(Stored data entries)
++++++++

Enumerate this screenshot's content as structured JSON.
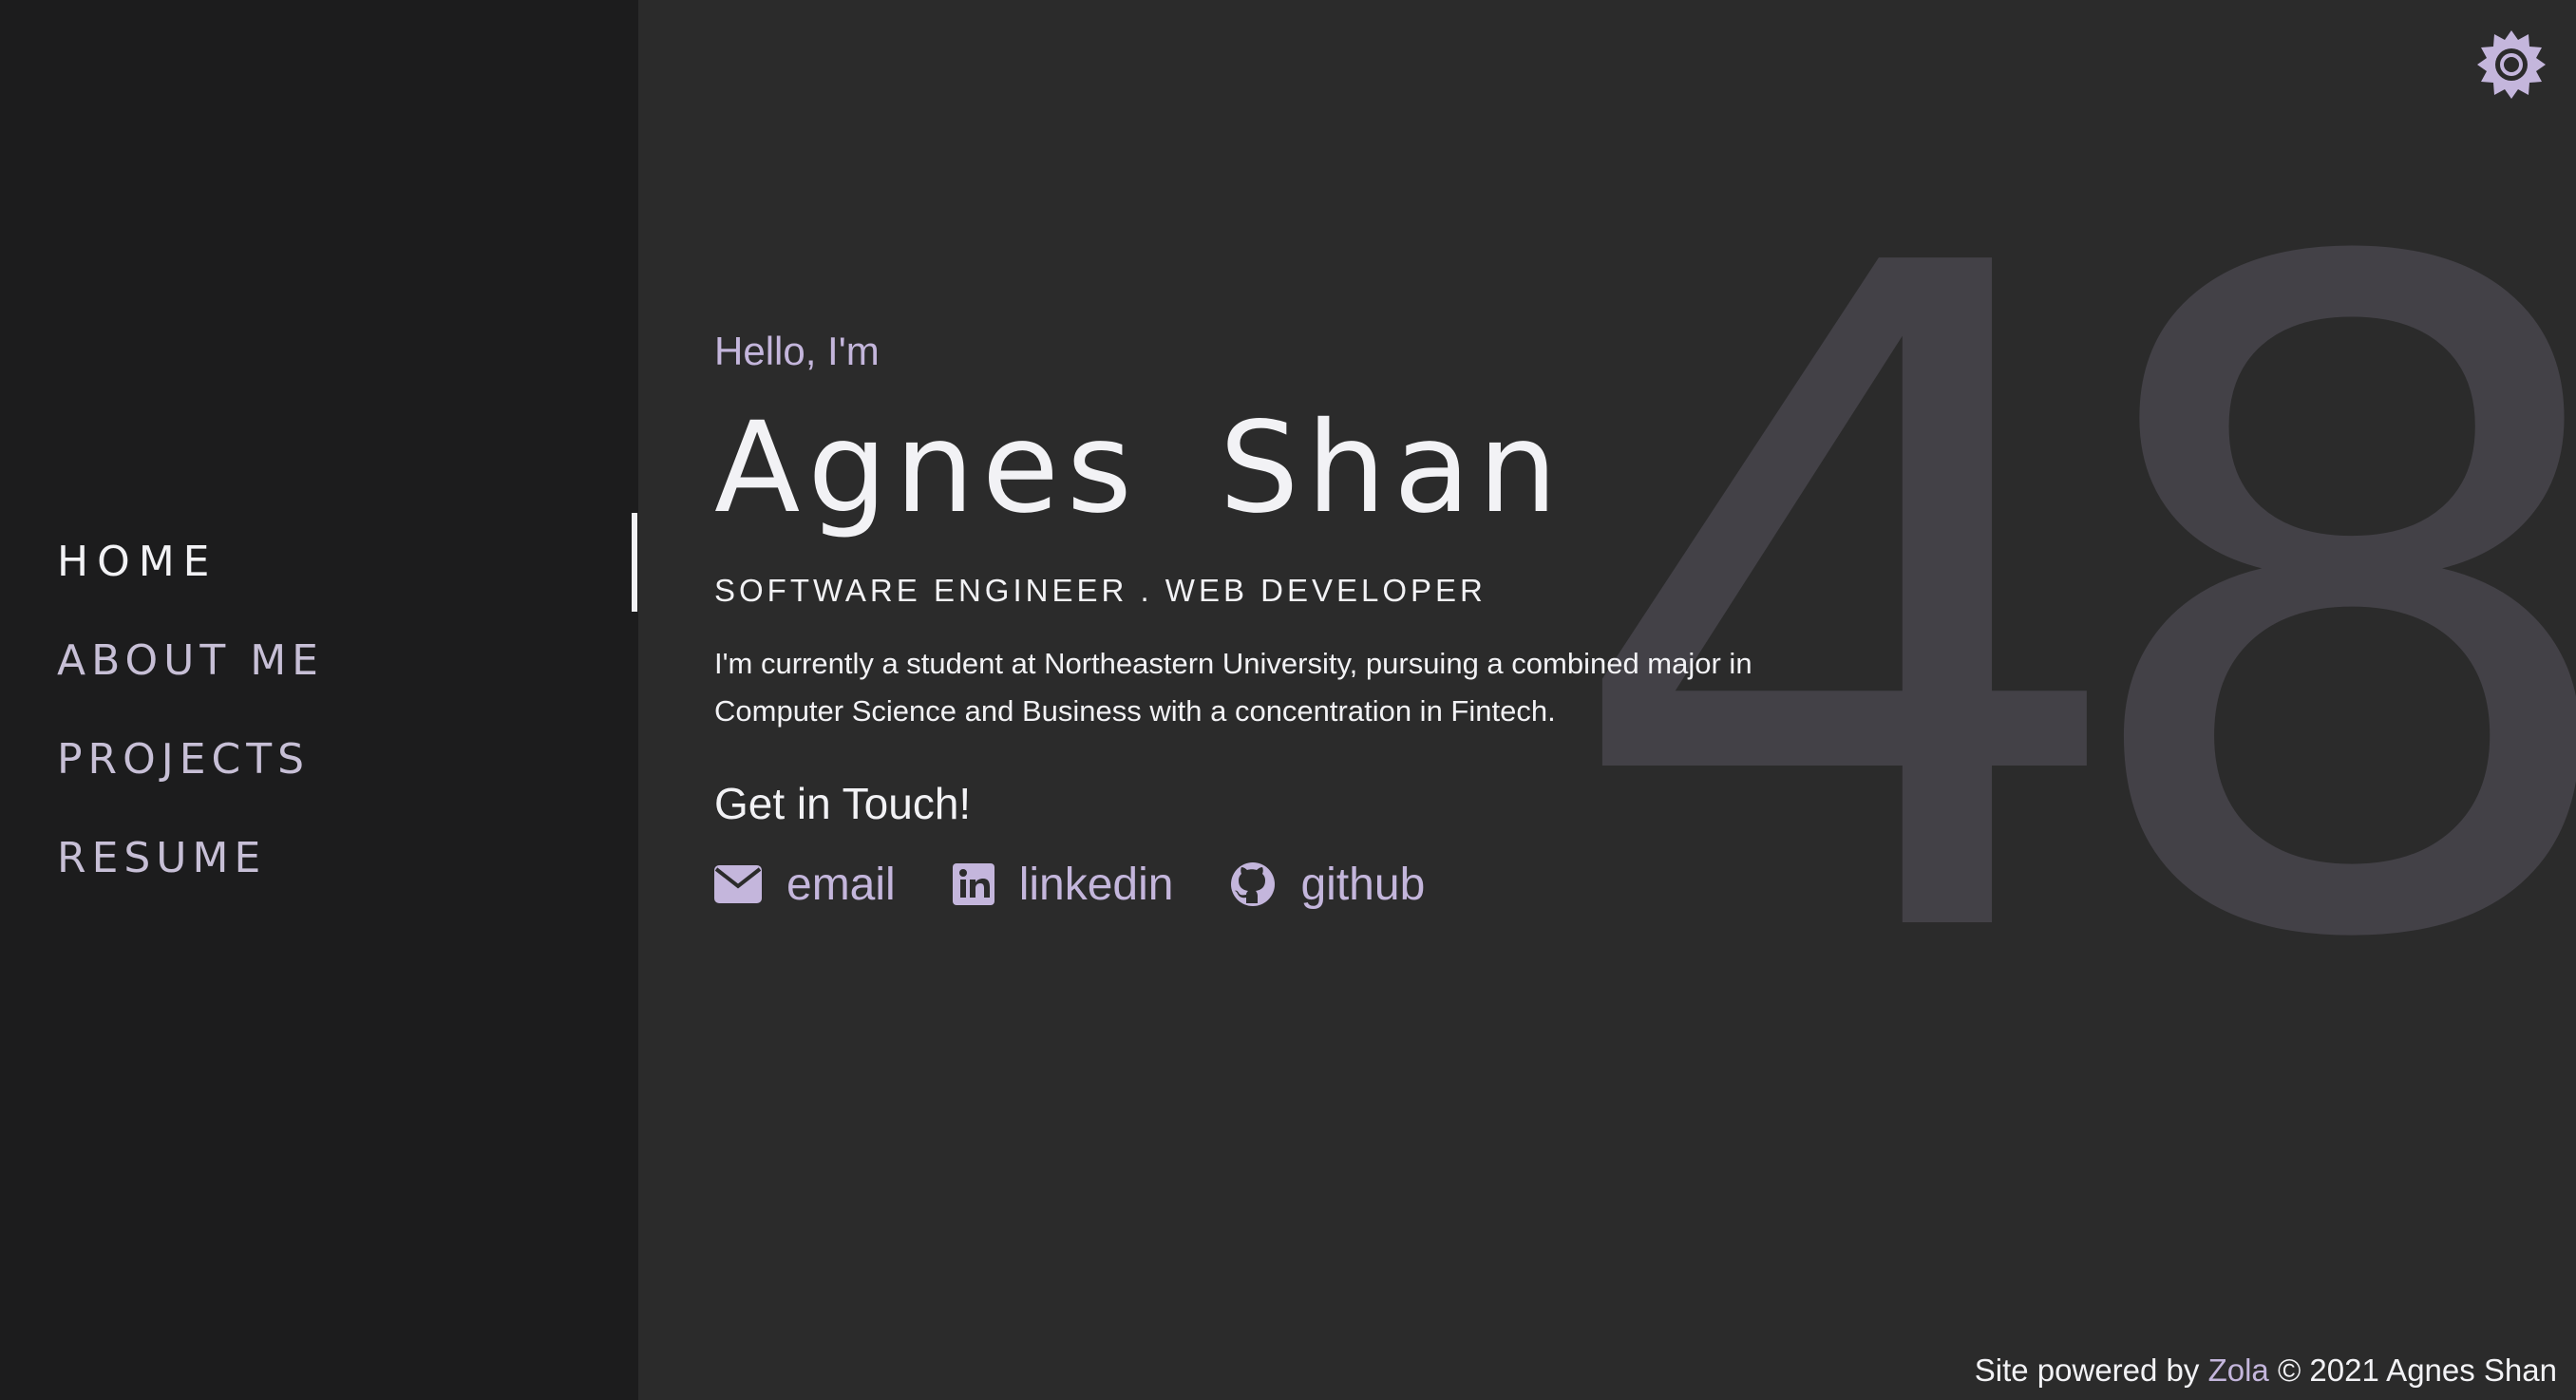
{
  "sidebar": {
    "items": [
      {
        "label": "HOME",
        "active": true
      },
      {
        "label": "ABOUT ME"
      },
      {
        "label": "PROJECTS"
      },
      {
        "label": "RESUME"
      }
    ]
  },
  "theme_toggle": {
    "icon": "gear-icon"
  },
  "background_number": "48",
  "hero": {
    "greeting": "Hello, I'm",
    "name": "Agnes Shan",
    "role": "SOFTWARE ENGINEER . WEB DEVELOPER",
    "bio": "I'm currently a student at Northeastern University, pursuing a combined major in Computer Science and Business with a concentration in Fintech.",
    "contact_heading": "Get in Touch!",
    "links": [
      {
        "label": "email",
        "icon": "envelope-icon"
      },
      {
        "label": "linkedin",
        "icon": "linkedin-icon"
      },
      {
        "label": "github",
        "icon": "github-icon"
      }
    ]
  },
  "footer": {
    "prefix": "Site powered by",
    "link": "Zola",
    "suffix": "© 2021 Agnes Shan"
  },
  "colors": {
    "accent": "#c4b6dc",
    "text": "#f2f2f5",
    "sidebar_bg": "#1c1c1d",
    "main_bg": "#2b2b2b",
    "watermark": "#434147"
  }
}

++++++++

PROBLEM STATEMENT: Go through the records. Copy each line where "label" appears.

FULL OUTPUT:
        "label": "HOME",
        "label": "ABOUT ME"
        "label": "PROJECTS"
        "label": "RESUME"
        "label": "email",
        "label": "linkedin",
        "label": "github",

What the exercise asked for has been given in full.